§ Written instruction:
Which lines hold the word "this"? Copy each one.

§ Records shown:
☆ ☆ ☆

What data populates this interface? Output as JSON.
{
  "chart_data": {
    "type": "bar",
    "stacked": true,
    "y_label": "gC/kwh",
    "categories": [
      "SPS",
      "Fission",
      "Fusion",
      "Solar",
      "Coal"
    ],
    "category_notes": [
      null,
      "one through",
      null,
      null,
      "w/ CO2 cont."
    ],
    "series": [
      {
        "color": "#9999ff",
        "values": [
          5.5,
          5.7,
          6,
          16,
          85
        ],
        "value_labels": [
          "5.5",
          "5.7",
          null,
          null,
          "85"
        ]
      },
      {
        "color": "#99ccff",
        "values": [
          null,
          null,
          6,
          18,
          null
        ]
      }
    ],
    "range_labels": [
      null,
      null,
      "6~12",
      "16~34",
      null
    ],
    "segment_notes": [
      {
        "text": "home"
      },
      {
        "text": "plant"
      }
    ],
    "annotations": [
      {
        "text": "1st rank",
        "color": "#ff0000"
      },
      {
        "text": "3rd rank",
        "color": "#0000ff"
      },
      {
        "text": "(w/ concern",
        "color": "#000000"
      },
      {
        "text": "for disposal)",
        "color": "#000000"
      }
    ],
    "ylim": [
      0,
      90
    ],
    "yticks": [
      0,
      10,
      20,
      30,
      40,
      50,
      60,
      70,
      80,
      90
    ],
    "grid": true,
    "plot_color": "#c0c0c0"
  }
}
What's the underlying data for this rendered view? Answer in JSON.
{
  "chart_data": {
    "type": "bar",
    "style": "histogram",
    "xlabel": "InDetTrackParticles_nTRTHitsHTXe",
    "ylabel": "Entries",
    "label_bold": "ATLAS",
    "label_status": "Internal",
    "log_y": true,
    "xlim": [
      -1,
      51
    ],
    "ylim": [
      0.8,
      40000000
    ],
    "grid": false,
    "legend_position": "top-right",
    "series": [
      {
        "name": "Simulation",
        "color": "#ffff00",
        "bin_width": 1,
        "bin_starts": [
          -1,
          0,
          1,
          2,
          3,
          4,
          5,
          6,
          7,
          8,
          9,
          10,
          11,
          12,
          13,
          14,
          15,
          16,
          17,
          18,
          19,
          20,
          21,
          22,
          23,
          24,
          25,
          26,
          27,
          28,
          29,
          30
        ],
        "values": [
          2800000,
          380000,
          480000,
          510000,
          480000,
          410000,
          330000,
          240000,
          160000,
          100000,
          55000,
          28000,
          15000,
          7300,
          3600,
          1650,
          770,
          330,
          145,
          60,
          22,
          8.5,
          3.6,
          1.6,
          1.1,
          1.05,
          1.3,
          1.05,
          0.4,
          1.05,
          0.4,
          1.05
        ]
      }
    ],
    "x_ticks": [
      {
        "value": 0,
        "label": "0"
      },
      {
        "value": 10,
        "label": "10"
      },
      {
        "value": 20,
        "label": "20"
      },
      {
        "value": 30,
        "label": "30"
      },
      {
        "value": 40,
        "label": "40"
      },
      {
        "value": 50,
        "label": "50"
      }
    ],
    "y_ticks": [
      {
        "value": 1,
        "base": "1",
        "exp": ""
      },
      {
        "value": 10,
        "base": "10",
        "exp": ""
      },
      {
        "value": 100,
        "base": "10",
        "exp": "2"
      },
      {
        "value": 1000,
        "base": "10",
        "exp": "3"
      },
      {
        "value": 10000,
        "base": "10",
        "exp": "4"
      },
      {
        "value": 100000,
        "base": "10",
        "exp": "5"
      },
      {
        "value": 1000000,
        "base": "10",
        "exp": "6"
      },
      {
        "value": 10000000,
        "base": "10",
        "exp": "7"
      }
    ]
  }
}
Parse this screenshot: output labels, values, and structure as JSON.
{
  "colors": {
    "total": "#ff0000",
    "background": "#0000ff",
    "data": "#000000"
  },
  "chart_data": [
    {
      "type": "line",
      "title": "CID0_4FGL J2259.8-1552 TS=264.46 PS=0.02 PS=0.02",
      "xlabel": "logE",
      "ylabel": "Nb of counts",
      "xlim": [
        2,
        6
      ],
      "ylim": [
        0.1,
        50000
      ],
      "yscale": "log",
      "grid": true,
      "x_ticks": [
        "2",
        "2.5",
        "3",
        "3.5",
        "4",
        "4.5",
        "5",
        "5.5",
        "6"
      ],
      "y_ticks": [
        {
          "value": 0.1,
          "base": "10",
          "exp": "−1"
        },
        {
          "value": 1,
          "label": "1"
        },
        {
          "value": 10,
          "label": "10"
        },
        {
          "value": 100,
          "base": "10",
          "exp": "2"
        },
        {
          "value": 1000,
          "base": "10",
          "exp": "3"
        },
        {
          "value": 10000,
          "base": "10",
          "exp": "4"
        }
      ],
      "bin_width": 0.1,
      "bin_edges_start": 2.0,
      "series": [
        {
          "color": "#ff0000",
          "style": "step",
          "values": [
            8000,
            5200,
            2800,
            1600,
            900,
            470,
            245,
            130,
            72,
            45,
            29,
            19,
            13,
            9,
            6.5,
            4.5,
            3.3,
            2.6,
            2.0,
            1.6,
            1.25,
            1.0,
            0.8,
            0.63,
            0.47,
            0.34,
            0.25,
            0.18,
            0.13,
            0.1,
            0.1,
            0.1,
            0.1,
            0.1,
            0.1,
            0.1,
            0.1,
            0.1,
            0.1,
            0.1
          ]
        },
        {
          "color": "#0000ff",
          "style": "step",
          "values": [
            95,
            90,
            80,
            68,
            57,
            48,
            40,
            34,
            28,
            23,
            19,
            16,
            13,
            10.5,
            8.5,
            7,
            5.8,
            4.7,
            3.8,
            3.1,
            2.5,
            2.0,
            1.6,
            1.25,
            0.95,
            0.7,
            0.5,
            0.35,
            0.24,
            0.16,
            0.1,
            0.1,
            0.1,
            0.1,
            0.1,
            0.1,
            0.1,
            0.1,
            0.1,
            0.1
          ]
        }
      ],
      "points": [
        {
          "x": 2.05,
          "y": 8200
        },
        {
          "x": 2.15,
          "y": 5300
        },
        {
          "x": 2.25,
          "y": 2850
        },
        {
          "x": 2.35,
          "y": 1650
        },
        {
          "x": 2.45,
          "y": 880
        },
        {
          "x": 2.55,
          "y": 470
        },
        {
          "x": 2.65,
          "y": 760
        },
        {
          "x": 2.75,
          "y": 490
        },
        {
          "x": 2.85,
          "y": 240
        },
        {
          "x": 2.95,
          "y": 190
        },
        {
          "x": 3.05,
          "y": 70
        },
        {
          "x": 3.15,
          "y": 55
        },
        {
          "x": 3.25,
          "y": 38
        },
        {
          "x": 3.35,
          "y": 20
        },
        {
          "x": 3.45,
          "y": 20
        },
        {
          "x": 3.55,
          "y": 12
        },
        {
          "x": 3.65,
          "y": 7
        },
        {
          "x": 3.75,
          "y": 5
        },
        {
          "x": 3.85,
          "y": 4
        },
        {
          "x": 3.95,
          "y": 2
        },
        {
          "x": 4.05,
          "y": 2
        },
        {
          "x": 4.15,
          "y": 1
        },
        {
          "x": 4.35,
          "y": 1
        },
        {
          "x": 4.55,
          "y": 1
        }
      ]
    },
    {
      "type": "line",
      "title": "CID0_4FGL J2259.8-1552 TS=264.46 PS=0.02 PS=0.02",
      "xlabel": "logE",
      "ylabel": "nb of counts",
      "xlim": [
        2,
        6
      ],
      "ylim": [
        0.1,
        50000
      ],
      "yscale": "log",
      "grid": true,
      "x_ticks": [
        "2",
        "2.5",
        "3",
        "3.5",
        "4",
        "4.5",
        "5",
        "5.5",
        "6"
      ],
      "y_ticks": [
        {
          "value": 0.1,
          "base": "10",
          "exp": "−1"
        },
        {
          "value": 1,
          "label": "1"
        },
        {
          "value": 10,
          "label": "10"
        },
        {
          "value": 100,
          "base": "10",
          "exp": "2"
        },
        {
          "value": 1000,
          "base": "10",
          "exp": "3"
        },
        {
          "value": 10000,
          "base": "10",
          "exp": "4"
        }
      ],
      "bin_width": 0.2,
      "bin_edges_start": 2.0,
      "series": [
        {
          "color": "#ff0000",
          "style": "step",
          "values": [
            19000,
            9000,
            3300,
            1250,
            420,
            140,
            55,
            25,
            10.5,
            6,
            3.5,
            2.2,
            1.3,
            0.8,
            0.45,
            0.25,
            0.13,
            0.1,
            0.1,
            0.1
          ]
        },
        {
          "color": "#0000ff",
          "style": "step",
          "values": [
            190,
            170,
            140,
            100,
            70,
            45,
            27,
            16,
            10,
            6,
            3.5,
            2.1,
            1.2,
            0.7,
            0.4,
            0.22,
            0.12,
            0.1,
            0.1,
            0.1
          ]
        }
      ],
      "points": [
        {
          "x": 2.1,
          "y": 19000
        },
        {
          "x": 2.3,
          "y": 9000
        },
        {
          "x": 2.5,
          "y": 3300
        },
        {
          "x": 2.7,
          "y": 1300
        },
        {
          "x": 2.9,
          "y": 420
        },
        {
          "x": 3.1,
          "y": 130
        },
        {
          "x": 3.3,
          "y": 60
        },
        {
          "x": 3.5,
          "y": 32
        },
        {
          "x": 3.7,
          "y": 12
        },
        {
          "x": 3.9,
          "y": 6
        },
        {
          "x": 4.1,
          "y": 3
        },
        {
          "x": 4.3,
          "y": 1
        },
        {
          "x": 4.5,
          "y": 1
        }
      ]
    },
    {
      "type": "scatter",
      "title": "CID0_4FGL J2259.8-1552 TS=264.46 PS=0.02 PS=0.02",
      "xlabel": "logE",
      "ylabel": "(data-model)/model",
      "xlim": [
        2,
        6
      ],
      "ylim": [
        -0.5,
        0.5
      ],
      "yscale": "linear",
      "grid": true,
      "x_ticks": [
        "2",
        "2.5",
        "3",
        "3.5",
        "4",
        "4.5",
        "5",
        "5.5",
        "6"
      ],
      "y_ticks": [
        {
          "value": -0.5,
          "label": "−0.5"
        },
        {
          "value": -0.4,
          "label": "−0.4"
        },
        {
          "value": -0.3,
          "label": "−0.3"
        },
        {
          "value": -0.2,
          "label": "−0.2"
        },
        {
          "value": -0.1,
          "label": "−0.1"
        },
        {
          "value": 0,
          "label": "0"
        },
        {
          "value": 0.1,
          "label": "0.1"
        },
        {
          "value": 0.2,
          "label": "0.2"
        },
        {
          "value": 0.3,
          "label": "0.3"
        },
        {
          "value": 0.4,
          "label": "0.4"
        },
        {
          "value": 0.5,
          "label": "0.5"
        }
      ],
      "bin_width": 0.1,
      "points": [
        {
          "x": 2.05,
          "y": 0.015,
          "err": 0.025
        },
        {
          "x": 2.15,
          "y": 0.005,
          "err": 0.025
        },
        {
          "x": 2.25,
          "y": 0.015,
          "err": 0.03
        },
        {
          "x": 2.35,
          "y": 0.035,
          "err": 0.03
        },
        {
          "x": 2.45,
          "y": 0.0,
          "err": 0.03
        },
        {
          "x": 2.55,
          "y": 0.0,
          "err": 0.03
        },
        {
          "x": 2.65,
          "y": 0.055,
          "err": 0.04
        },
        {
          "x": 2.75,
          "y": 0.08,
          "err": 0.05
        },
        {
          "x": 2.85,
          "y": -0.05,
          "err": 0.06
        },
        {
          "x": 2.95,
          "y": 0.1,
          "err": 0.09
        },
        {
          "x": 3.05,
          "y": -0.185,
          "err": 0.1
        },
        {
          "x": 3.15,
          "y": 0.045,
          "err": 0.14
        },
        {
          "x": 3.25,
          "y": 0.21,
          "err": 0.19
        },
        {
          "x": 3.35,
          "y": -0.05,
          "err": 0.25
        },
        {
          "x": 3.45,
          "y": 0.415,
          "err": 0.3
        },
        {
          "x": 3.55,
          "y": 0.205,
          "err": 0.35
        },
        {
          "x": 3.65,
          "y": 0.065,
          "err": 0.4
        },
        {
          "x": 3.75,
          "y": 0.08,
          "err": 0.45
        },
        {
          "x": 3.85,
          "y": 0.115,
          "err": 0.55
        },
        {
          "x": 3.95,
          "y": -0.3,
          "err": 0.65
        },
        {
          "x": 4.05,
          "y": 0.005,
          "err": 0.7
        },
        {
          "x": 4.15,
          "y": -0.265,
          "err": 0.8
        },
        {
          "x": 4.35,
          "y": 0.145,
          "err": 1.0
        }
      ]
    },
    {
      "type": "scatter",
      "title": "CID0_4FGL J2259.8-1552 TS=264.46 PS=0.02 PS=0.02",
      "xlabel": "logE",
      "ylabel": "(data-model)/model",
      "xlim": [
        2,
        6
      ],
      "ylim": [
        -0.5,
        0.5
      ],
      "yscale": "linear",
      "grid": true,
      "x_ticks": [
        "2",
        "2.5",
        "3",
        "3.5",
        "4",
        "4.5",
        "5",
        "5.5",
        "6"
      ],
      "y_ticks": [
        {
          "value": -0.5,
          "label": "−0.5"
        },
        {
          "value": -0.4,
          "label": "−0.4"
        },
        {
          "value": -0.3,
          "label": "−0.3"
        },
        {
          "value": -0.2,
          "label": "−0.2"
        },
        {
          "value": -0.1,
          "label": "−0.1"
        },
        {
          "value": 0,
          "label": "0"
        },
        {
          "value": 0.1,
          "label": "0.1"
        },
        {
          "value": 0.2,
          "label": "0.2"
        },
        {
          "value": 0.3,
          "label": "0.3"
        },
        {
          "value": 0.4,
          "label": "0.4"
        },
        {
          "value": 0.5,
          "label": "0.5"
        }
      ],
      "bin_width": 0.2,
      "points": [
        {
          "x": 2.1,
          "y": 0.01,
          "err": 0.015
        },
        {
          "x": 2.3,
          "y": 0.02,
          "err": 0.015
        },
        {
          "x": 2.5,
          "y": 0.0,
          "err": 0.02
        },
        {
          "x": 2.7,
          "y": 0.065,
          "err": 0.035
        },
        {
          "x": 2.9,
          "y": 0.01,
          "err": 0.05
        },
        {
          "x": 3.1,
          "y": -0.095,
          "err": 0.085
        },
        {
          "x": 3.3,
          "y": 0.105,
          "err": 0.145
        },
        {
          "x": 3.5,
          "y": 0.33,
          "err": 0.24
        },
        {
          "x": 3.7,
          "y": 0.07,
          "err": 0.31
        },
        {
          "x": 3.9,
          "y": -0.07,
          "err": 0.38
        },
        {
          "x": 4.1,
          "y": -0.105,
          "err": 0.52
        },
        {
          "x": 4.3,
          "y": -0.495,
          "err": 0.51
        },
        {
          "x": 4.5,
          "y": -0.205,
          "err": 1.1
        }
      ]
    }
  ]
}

☆ ☆ ☆

§ Result:
What data populates this interface? Output as JSON.
What's the underlying data for this rendered view? Answer in JSON.
Parse this screenshot: output labels, values, and structure as JSON.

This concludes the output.